#### Task material
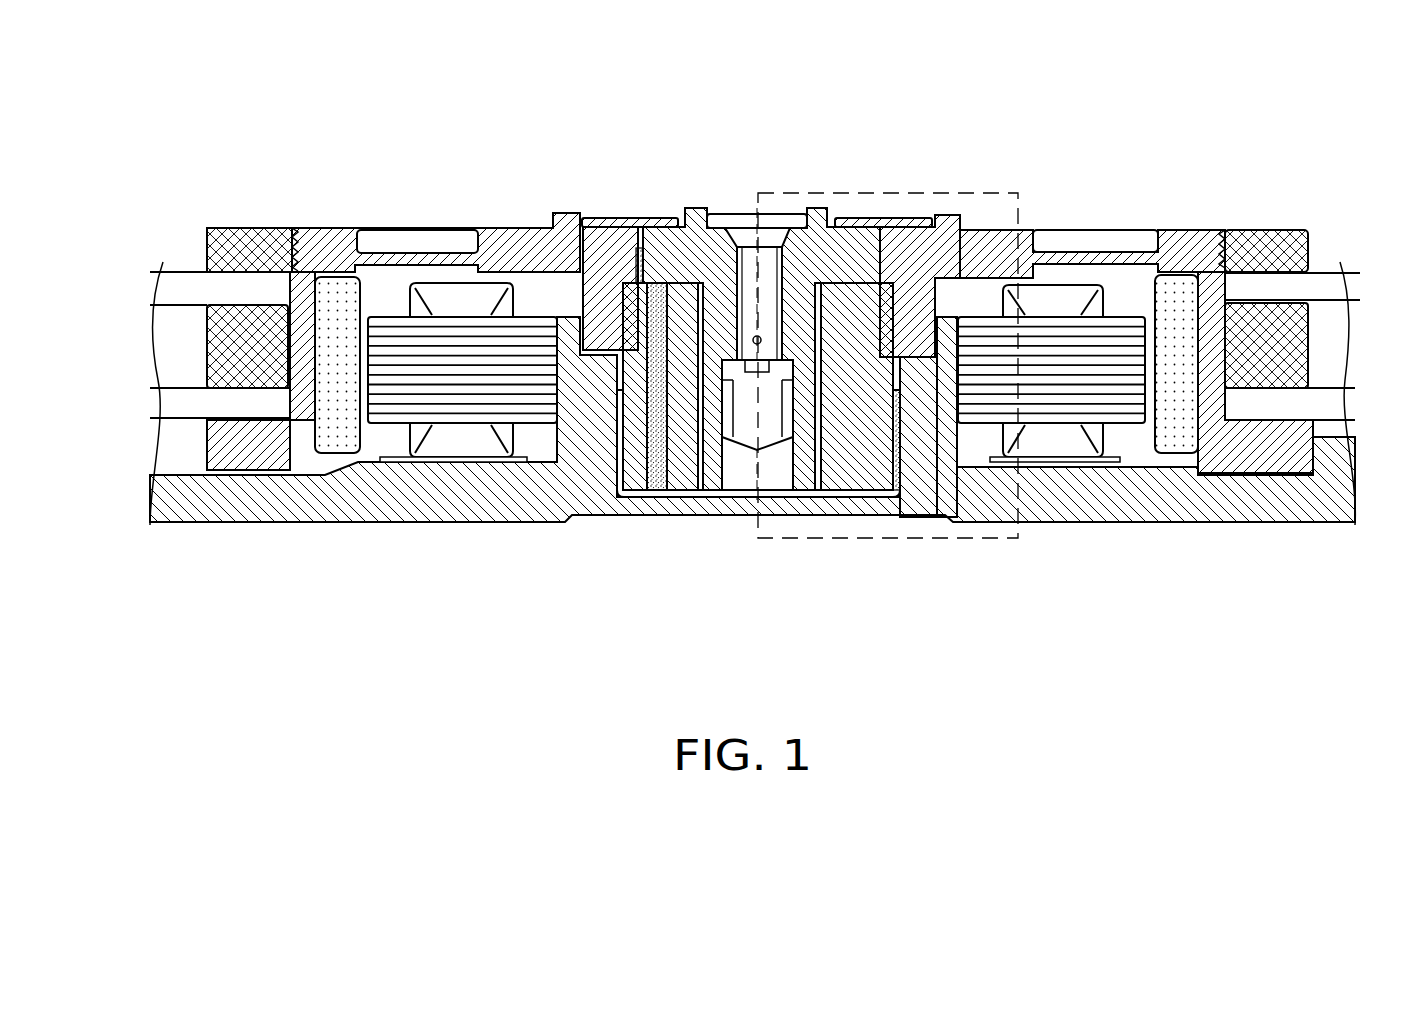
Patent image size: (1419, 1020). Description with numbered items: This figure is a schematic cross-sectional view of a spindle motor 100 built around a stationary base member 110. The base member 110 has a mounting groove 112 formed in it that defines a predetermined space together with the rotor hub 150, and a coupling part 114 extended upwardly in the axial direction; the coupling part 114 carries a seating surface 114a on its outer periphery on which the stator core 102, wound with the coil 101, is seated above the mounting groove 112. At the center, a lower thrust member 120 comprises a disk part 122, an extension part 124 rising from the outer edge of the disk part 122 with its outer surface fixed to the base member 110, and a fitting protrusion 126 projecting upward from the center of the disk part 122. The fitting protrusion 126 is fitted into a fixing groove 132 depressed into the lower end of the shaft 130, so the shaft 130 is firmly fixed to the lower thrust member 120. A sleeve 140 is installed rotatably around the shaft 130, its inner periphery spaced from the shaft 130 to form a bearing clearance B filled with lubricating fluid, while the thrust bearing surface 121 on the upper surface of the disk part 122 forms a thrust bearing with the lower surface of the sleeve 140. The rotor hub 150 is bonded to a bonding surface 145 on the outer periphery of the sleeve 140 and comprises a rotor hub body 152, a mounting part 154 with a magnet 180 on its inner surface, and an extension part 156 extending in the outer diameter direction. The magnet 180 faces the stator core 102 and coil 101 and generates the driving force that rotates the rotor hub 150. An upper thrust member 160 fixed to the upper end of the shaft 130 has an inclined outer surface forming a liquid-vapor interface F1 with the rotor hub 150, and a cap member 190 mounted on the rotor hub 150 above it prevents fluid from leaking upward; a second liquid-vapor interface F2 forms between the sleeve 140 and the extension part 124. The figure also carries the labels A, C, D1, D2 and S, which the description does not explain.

The spindle motor 100 is at (825, 51).
The base member 110 is at (1132, 500).
The mounting groove 112 is at (1290, 470).
The coupling part 114 is at (950, 430).
The seating surface 114a is at (1003, 415).
The lower thrust member 120 is at (727, 474).
The thrust bearing surface 121 is at (782, 495).
The disk part 122 is at (657, 490).
The extension part 124 is at (562, 460).
The fitting protrusion 126 is at (725, 450).
The shaft 130 is at (712, 310).
The fixing groove 132 is at (767, 397).
The sleeve 140 is at (635, 400).
The bonding surface 145 is at (885, 257).
The rotor hub 150 is at (365, 307).
The rotor hub body 152 is at (238, 440).
The mounting part 154 is at (265, 312).
The extension part 156 is at (507, 248).
The upper thrust member 160 is at (840, 218).
The magnet 180 is at (333, 442).
The cap member 190 is at (662, 218).
The coil 101 is at (473, 443).
The stator core 102 is at (412, 402).
The detail region A is at (985, 192).
The bearing clearance B is at (937, 268).
The right cap C is at (1290, 235).
The lower shaft D1 is at (1337, 402).
The upper shaft D2 is at (1333, 273).
The bearing block S is at (1297, 333).
The liquid-vapor interface F1 is at (636, 248).
The second liquid-vapor interface F2 is at (920, 395).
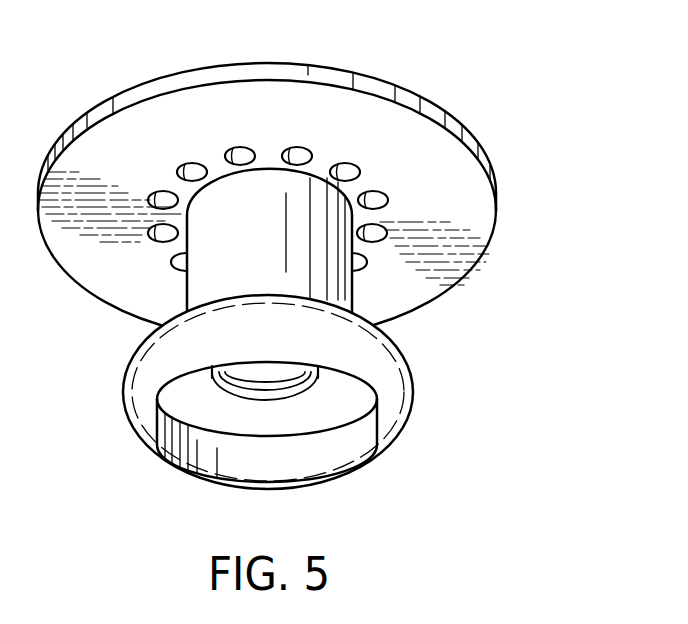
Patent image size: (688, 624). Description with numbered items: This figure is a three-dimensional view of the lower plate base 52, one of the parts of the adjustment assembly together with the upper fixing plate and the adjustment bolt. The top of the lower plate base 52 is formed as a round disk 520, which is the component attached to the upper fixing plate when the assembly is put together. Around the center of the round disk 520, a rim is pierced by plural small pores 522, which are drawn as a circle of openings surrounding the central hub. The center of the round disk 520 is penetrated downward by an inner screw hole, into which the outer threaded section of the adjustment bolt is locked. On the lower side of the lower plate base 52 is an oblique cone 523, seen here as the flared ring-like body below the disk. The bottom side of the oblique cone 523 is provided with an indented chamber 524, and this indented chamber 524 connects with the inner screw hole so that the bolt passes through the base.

The lower plate base 52 is at (354, 257).
The round disk 520 is at (398, 97).
The small pores 522 is at (373, 200).
The oblique cone 523 is at (393, 368).
The indented chamber 524 is at (337, 412).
########
◆ Your instructions:
Rewrite all of the records with "Patent image size" replaced by "Drawing size" and everything else unchanged. Leave out the pictures.

◆ Written reply:
Drawing size: (1419, 1020). Description with numbered items: This figure is a schematic cross-sectional view of a spindle motor 100 built around a stationary base member 110. The base member 110 has a mounting groove 112 formed in it that defines a predetermined space together with the rotor hub 150, and a coupling part 114 extended upwardly in the axial direction; the coupling part 114 carries a seating surface 114a on its outer periphery on which the stator core 102, wound with the coil 101, is seated above the mounting groove 112. At the center, a lower thrust member 120 comprises a disk part 122, an extension part 124 rising from the outer edge of the disk part 122 with its outer surface fixed to the base member 110, and a fitting protrusion 126 projecting upward from the center of the disk part 122. The fitting protrusion 126 is fitted into a fixing groove 132 depressed into the lower end of the shaft 130, so the shaft 130 is firmly fixed to the lower thrust member 120. A sleeve 140 is installed rotatably around the shaft 130, its inner periphery spaced from the shaft 130 to form a bearing clearance B filled with lubricating fluid, while the thrust bearing surface 121 on the upper surface of the disk part 122 forms a thrust bearing with the lower surface of the sleeve 140. The rotor hub 150 is bonded to a bonding surface 145 on the outer periphery of the sleeve 140 and comprises a rotor hub body 152, a mounting part 154 with a magnet 180 on its inner surface, and an extension part 156 extending in the outer diameter direction. The magnet 180 faces the stator core 102 and coil 101 and generates the driving force that rotates the rotor hub 150. An upper thrust member 160 fixed to the upper end of the shaft 130 has an inclined outer surface forming a liquid-vapor interface F1 with the rotor hub 150, and a cap member 190 mounted on the rotor hub 150 above it prevents fluid from leaking upward; a second liquid-vapor interface F2 forms between the sleeve 140 and the extension part 124. The figure also carries the labels A, C, D1, D2 and S, which the description does not explain.

The spindle motor 100 is at (825, 51).
The base member 110 is at (1132, 500).
The mounting groove 112 is at (1290, 470).
The coupling part 114 is at (950, 430).
The seating surface 114a is at (1003, 415).
The lower thrust member 120 is at (727, 474).
The thrust bearing surface 121 is at (782, 495).
The disk part 122 is at (657, 490).
The extension part 124 is at (562, 460).
The fitting protrusion 126 is at (725, 450).
The shaft 130 is at (712, 310).
The fixing groove 132 is at (767, 397).
The sleeve 140 is at (635, 400).
The bonding surface 145 is at (885, 257).
The rotor hub 150 is at (365, 307).
The rotor hub body 152 is at (238, 440).
The mounting part 154 is at (265, 312).
The extension part 156 is at (507, 248).
The upper thrust member 160 is at (840, 218).
The magnet 180 is at (333, 442).
The cap member 190 is at (662, 218).
The coil 101 is at (473, 443).
The stator core 102 is at (412, 402).
The detail region A is at (985, 192).
The bearing clearance B is at (937, 268).
The right cap C is at (1290, 235).
The lower shaft D1 is at (1337, 402).
The upper shaft D2 is at (1333, 273).
The bearing block S is at (1297, 333).
The liquid-vapor interface F1 is at (636, 248).
The second liquid-vapor interface F2 is at (920, 395).
Drawing size: (688, 624). Description with numbered items: This figure is a three-dimensional view of the lower plate base 52, one of the parts of the adjustment assembly together with the upper fixing plate and the adjustment bolt. The top of the lower plate base 52 is formed as a round disk 520, which is the component attached to the upper fixing plate when the assembly is put together. Around the center of the round disk 520, a rim is pierced by plural small pores 522, which are drawn as a circle of openings surrounding the central hub. The center of the round disk 520 is penetrated downward by an inner screw hole, into which the outer threaded section of the adjustment bolt is locked. On the lower side of the lower plate base 52 is an oblique cone 523, seen here as the flared ring-like body below the disk. The bottom side of the oblique cone 523 is provided with an indented chamber 524, and this indented chamber 524 connects with the inner screw hole so that the bolt passes through the base.

The lower plate base 52 is at (354, 257).
The round disk 520 is at (398, 97).
The small pores 522 is at (373, 200).
The oblique cone 523 is at (393, 368).
The indented chamber 524 is at (337, 412).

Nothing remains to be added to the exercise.